Stated goal ▸ Copy all the data exactly, except the pictures.

————————

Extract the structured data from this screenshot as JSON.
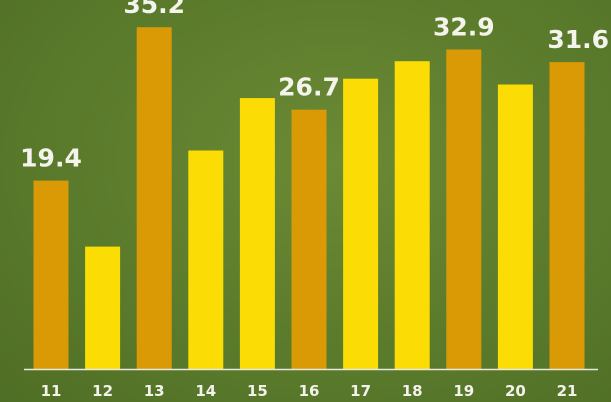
{
  "chart_data": {
    "type": "bar",
    "title": "",
    "xlabel": "",
    "ylabel": "",
    "categories": [
      "11",
      "12",
      "13",
      "14",
      "15",
      "16",
      "17",
      "18",
      "19",
      "20",
      "21"
    ],
    "values": [
      19.4,
      12.6,
      35.2,
      22.5,
      27.9,
      26.7,
      29.9,
      31.7,
      32.9,
      29.3,
      31.6
    ],
    "data_labels": [
      "19.4",
      "",
      "35.2",
      "",
      "",
      "26.7",
      "",
      "",
      "32.9",
      "",
      "31.6"
    ],
    "ylim": [
      0,
      38
    ],
    "grid": false,
    "legend": "none",
    "background_color": "#5b7b2c",
    "bar_colors": [
      "#d99a06",
      "#fbdc05",
      "#d99a06",
      "#fbdc05",
      "#fbdc05",
      "#d99a06",
      "#fbdc05",
      "#fbdc05",
      "#d99a06",
      "#fbdc05",
      "#d99a06"
    ],
    "axis_color": "#e8e8e0"
  }
}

————————

Complete output ▸
Extract the structured data from this screenshot as JSON.
{
  "chart_data": {
    "type": "bar",
    "title": "",
    "xlabel": "",
    "ylabel": "",
    "categories": [
      "11",
      "12",
      "13",
      "14",
      "15",
      "16",
      "17",
      "18",
      "19",
      "20",
      "21"
    ],
    "values": [
      19.4,
      12.6,
      35.2,
      22.5,
      27.9,
      26.7,
      29.9,
      31.7,
      32.9,
      29.3,
      31.6
    ],
    "data_labels": [
      "19.4",
      "",
      "35.2",
      "",
      "",
      "26.7",
      "",
      "",
      "32.9",
      "",
      "31.6"
    ],
    "ylim": [
      0,
      38
    ],
    "grid": false,
    "legend": "none",
    "background_color": "#5b7b2c",
    "bar_colors": [
      "#d99a06",
      "#fbdc05",
      "#d99a06",
      "#fbdc05",
      "#fbdc05",
      "#d99a06",
      "#fbdc05",
      "#fbdc05",
      "#d99a06",
      "#fbdc05",
      "#d99a06"
    ],
    "axis_color": "#e8e8e0"
  }
}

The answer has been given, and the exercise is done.